| Task requirements |
Write out the complete material exactly as it stands.

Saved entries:
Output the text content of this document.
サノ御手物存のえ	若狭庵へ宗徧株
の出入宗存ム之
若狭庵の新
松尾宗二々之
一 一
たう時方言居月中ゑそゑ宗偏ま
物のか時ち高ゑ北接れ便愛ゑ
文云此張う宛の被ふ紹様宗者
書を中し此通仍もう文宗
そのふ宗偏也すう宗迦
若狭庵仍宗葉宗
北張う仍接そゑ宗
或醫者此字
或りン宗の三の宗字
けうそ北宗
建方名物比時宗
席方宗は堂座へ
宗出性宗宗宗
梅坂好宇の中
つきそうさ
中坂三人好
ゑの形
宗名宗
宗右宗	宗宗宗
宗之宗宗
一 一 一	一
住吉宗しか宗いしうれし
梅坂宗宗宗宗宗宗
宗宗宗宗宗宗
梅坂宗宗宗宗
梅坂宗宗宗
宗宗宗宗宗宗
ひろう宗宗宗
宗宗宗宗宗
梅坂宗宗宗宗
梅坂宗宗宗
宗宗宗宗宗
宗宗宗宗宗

| Solution below |
Output the text content of this document.
サノ御手物存のえ	若狭庵へ宗徧株
の出入宗存ム之
若狭庵の新
松尾宗二々之
一 一
たう時方言居月中ゑそゑ宗偏ま
物のか時ち高ゑ北接れ便愛ゑ
文云此張う宛の被ふ紹様宗者
書を中し此通仍もう文宗
そのふ宗偏也すう宗迦
若狭庵仍宗葉宗
北張う仍接そゑ宗
或醫者此字
或りン宗の三の宗字
けうそ北宗
建方名物比時宗
席方宗は堂座へ
宗出性宗宗宗
梅坂好宇の中
つきそうさ
中坂三人好
ゑの形
宗名宗
宗右宗	宗宗宗
宗之宗宗
一 一 一	一
住吉宗しか宗いしうれし
梅坂宗宗宗宗宗宗
宗宗宗宗宗宗
梅坂宗宗宗宗
梅坂宗宗宗
宗宗宗宗宗宗
ひろう宗宗宗
宗宗宗宗宗
梅坂宗宗宗宗
梅坂宗宗宗
宗宗宗宗宗
宗宗宗宗宗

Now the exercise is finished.